## BEGIN RECORDS FOR PROCESSING

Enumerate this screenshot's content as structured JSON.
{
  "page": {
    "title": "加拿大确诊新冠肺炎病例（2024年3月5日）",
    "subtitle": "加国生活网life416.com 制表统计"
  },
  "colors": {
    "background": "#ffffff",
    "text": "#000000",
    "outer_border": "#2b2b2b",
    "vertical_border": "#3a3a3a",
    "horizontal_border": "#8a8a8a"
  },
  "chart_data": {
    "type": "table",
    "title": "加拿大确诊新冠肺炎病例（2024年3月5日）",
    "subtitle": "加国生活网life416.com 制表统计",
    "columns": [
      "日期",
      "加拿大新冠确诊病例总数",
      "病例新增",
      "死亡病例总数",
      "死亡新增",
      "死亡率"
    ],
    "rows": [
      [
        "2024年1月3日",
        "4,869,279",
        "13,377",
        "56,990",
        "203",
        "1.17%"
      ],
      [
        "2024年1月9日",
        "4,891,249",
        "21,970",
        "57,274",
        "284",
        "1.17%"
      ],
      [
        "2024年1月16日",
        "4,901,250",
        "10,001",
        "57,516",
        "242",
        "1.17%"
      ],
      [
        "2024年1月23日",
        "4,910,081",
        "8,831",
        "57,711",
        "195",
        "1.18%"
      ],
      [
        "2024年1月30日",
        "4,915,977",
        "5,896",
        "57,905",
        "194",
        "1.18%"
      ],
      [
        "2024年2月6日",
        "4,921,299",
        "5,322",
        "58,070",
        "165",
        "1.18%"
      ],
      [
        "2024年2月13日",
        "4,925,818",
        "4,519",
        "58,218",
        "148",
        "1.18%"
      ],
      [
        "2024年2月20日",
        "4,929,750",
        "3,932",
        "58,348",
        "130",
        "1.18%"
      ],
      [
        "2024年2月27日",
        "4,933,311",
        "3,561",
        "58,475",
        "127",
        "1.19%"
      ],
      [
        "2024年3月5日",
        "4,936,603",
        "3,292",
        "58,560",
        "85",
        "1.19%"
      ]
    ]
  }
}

## END RECORDS FOR PROCESSING
## BEGIN RECORDS FOR PROCESSING

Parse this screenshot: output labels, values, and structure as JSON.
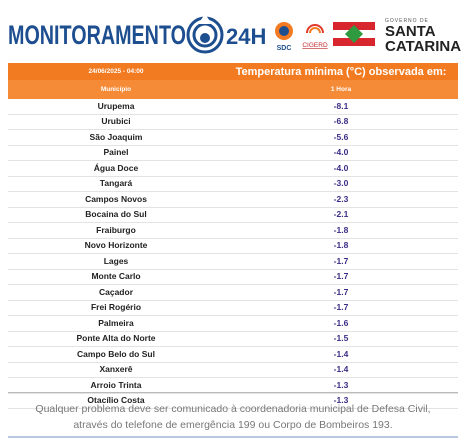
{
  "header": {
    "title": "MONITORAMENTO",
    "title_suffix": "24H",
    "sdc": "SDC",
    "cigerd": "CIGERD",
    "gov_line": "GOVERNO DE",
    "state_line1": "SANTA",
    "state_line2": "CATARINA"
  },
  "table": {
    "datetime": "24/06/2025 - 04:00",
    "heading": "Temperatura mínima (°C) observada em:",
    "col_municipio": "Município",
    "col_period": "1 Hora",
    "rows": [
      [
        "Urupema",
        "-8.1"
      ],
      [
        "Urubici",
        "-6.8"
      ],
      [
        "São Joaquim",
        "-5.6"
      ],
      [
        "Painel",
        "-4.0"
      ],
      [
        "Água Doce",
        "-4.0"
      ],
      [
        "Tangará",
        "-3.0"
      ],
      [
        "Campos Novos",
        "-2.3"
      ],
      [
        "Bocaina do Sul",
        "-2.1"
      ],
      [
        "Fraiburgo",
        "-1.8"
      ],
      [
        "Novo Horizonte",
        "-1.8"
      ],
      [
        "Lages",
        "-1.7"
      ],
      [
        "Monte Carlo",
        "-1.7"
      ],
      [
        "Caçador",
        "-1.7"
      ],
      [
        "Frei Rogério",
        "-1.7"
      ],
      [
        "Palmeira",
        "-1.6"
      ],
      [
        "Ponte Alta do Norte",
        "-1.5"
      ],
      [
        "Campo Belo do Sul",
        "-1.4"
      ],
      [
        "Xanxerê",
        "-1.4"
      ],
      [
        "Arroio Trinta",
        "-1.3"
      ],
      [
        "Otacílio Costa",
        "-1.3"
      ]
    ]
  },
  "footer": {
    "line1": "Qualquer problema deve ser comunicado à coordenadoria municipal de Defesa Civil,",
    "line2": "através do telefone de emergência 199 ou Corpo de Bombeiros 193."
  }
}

## END RECORDS FOR PROCESSING
## BEGIN RECORDS FOR PROCESSING

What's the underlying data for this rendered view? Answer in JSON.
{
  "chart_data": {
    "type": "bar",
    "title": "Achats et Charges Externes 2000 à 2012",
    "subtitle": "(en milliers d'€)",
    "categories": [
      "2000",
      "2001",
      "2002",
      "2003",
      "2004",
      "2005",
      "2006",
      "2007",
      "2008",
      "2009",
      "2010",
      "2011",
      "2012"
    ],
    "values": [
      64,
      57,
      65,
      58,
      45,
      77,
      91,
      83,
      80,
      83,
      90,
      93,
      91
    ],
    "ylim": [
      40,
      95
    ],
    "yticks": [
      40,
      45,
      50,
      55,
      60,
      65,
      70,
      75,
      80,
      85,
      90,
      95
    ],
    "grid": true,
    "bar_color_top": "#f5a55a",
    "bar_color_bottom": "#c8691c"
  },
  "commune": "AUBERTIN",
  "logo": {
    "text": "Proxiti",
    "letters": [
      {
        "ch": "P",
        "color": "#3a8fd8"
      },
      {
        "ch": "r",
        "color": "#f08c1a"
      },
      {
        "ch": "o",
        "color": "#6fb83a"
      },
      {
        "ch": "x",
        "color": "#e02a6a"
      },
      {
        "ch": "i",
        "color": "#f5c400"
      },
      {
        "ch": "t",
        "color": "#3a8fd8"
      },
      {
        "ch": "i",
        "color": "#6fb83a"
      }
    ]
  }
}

## END RECORDS FOR PROCESSING

** WRITTEN INSTRUCTION **
Say, as a number only, how many lines of the data contain "values".

** RESPONSE TO THE TASK **
2